== Your instructions ==
Return every line below as is, leaving out the pictures.

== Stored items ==
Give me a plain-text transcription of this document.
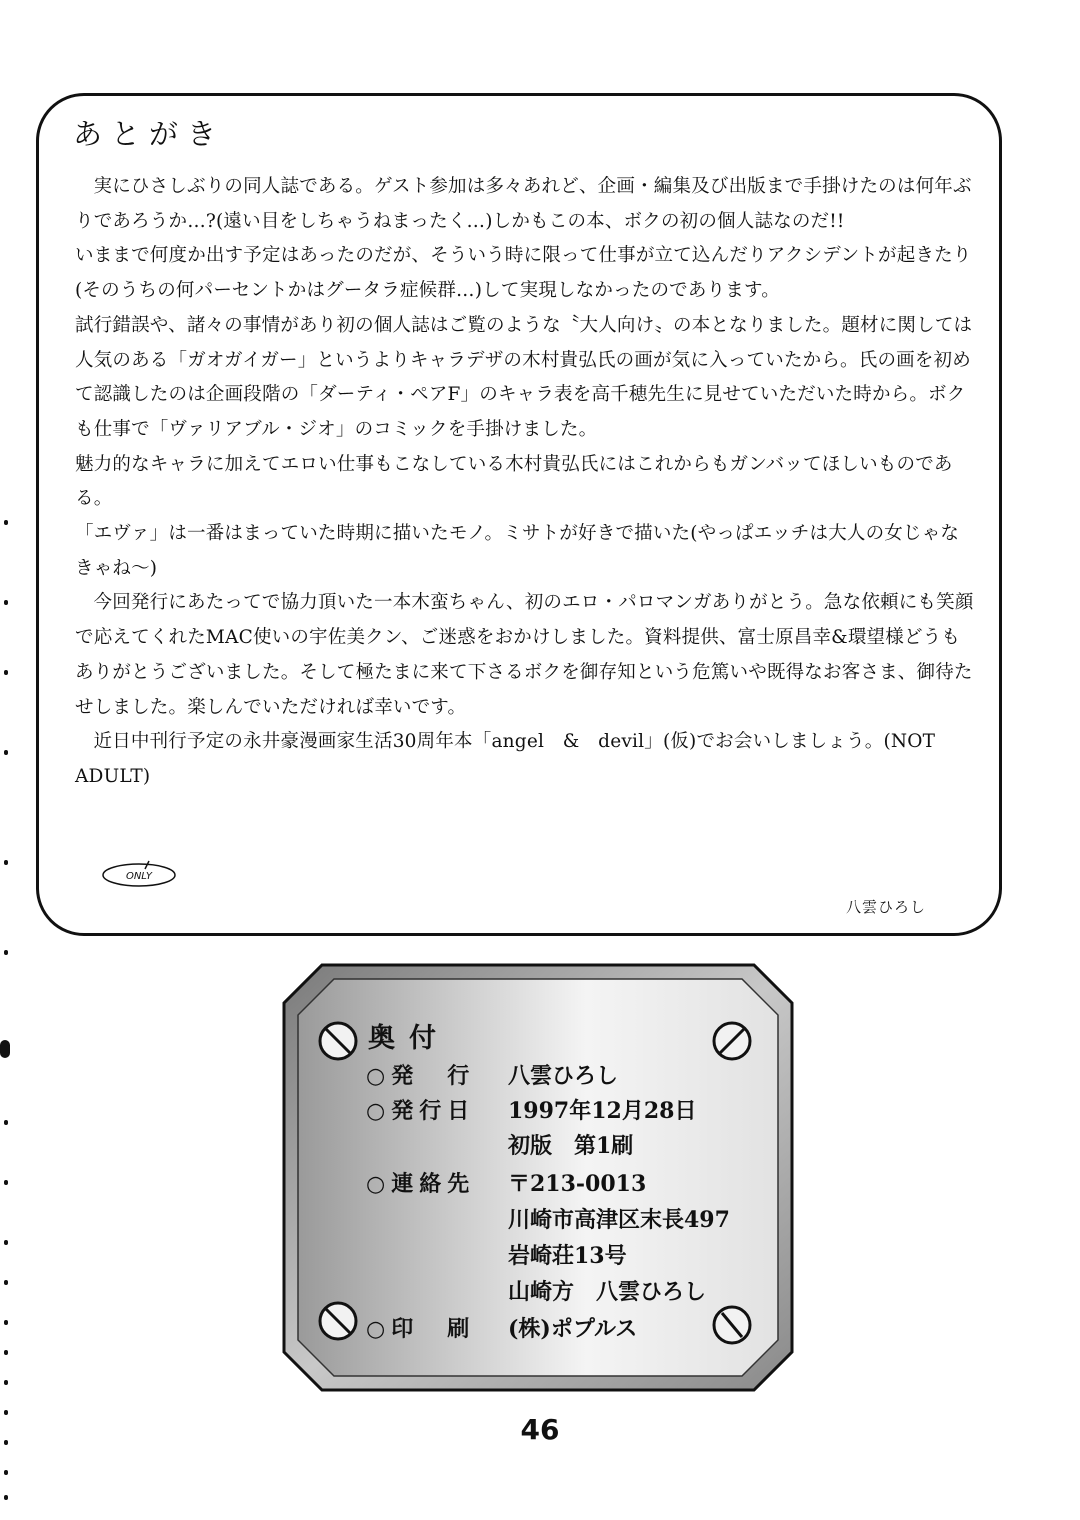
あとがき

実にひさしぶりの同人誌である。ゲスト参加は多々あれど、企画・編集及び出版まで手掛けたのは何年ぶりであろうか…?(遠い目をしちゃうねまったく…)しかもこの本、ボクの初の個人誌なのだ!!

いままで何度か出す予定はあったのだが、そういう時に限って仕事が立て込んだりアクシデントが起きたり(そのうちの何パーセントかはグータラ症候群…)して実現しなかったのであります。

試行錯誤や、諸々の事情があり初の個人誌はご覧のような〝大人向け〟の本となりました。題材に関しては人気のある「ガオガイガー」というよりキャラデザの木村貴弘氏の画が気に入っていたから。氏の画を初めて認識したのは企画段階の「ダーティ・ペアF」のキャラ表を高千穂先生に見せていただいた時から。ボクも仕事で「ヴァリアブル・ジオ」のコミックを手掛けました。

魅力的なキャラに加えてエロい仕事もこなしている木村貴弘氏にはこれからもガンバッてほしいものである。

「エヴァ」は一番はまっていた時期に描いたモノ。ミサトが好きで描いた(やっぱエッチは大人の女じゃなきゃね～)

今回発行にあたってで協力頂いた一本木蛮ちゃん、初のエロ・パロマンガありがとう。急な依頼にも笑顔で応えてくれたMAC使いの宇佐美クン、ご迷惑をおかけしました。資料提供、富士原昌幸&環望様どうもありがとうございました。そして極たまに来て下さるボクを御存知という危篤いや既得なお客さま、御待たせしました。楽しんでいただければ幸いです。

近日中刊行予定の永井豪漫画家生活30周年本「angel　&　devil」(仮)でお会いしましょう。(NOT ADULT)

ONLY
八雲ひろし
奥付
○発　行 八雲ひろし
○発行日 1997年12月28日
初版　第1刷
○連絡先 〒213-0013
川崎市高津区末長497
岩崎荘13号
山崎方　八雲ひろし
○印　刷 (株)ポプルス
46
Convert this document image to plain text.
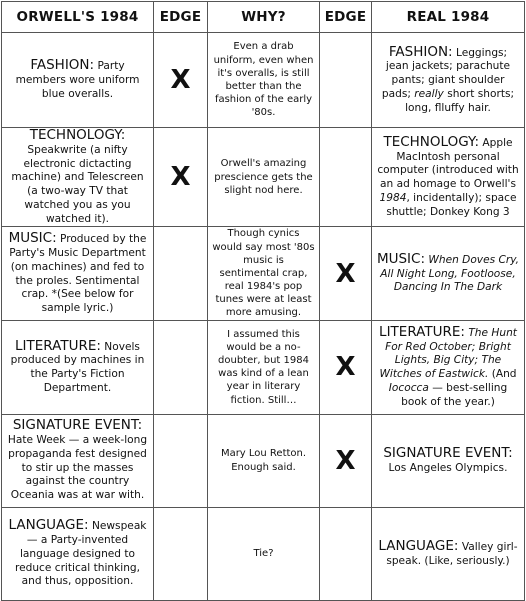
ORWELL'S 1984	EDGE	WHY?	EDGE	REAL 1984
FASHION: Party members wore uniform blue overalls.	X	Even a drab uniform, even when it's overalls, is still better than the fashion of the early '80s.		FASHION: Leggings; jean jackets; parachute pants; giant shoulder pads; really short shorts; long, flluffy hair.
TECHNOLOGY: Speakwrite (a nifty electronic dictacting machine) and Telescreen (a two-way TV that watched you as you watched it).	X	Orwell's amazing prescience gets the slight nod here.		TECHNOLOGY: Apple MacIntosh personal computer (introduced with an ad homage to Orwell's 1984, incidentally); space shuttle; Donkey Kong 3
MUSIC: Produced by the Party's Music Department (on machines) and fed to the proles. Sentimental crap. *(See below for sample lyric.)		Though cynics would say most '80s music is sentimental crap, real 1984's pop tunes were at least more amusing.	X	MUSIC: When Doves Cry, All Night Long, Footloose, Dancing In The Dark
LITERATURE: Novels produced by machines in the Party's Fiction Department.		I assumed this would be a no-doubter, but 1984 was kind of a lean year in literary fiction. Still…	X	LITERATURE: The Hunt For Red October; Bright Lights, Big City; The Witches of Eastwick. (And Iococca — best-selling book of the year.)
SIGNATURE EVENT: Hate Week — a week-long propaganda fest designed to stir up the masses against the country Oceania was at war with.		Mary Lou Retton. Enough said.	X	SIGNATURE EVENT: Los Angeles Olympics.
LANGUAGE: Newspeak — a Party-invented language designed to reduce critical thinking, and thus, opposition.		Tie?		LANGUAGE: Valley girl-speak. (Like, seriously.)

== Result ==
Give me a plain-text transcription of this document.
あとがき

実にひさしぶりの同人誌である。ゲスト参加は多々あれど、企画・編集及び出版まで手掛けたのは何年ぶりであろうか…?(遠い目をしちゃうねまったく…)しかもこの本、ボクの初の個人誌なのだ!!

いままで何度か出す予定はあったのだが、そういう時に限って仕事が立て込んだりアクシデントが起きたり(そのうちの何パーセントかはグータラ症候群…)して実現しなかったのであります。

試行錯誤や、諸々の事情があり初の個人誌はご覧のような〝大人向け〟の本となりました。題材に関しては人気のある「ガオガイガー」というよりキャラデザの木村貴弘氏の画が気に入っていたから。氏の画を初めて認識したのは企画段階の「ダーティ・ペアF」のキャラ表を高千穂先生に見せていただいた時から。ボクも仕事で「ヴァリアブル・ジオ」のコミックを手掛けました。

魅力的なキャラに加えてエロい仕事もこなしている木村貴弘氏にはこれからもガンバッてほしいものである。

「エヴァ」は一番はまっていた時期に描いたモノ。ミサトが好きで描いた(やっぱエッチは大人の女じゃなきゃね～)

今回発行にあたってで協力頂いた一本木蛮ちゃん、初のエロ・パロマンガありがとう。急な依頼にも笑顔で応えてくれたMAC使いの宇佐美クン、ご迷惑をおかけしました。資料提供、富士原昌幸&環望様どうもありがとうございました。そして極たまに来て下さるボクを御存知という危篤いや既得なお客さま、御待たせしました。楽しんでいただければ幸いです。

近日中刊行予定の永井豪漫画家生活30周年本「angel　&　devil」(仮)でお会いしましょう。(NOT ADULT)

ONLY
八雲ひろし
奥付
○発　行 八雲ひろし
○発行日 1997年12月28日
初版　第1刷
○連絡先 〒213-0013
川崎市高津区末長497
岩崎荘13号
山崎方　八雲ひろし
○印　刷 (株)ポプルス
46
Convert this document image to plain text.
ORWELL'S 1984	EDGE	WHY?	EDGE	REAL 1984
FASHION: Party members wore uniform blue overalls.	X	Even a drab uniform, even when it's overalls, is still better than the fashion of the early '80s.		FASHION: Leggings; jean jackets; parachute pants; giant shoulder pads; really short shorts; long, flluffy hair.
TECHNOLOGY: Speakwrite (a nifty electronic dictacting machine) and Telescreen (a two-way TV that watched you as you watched it).	X	Orwell's amazing prescience gets the slight nod here.		TECHNOLOGY: Apple MacIntosh personal computer (introduced with an ad homage to Orwell's 1984, incidentally); space shuttle; Donkey Kong 3
MUSIC: Produced by the Party's Music Department (on machines) and fed to the proles. Sentimental crap. *(See below for sample lyric.)		Though cynics would say most '80s music is sentimental crap, real 1984's pop tunes were at least more amusing.	X	MUSIC: When Doves Cry, All Night Long, Footloose, Dancing In The Dark
LITERATURE: Novels produced by machines in the Party's Fiction Department.		I assumed this would be a no-doubter, but 1984 was kind of a lean year in literary fiction. Still…	X	LITERATURE: The Hunt For Red October; Bright Lights, Big City; The Witches of Eastwick. (And Iococca — best-selling book of the year.)
SIGNATURE EVENT: Hate Week — a week-long propaganda fest designed to stir up the masses against the country Oceania was at war with.		Mary Lou Retton. Enough said.	X	SIGNATURE EVENT: Los Angeles Olympics.
LANGUAGE: Newspeak — a Party-invented language designed to reduce critical thinking, and thus, opposition.		Tie?		LANGUAGE: Valley girl-speak. (Like, seriously.)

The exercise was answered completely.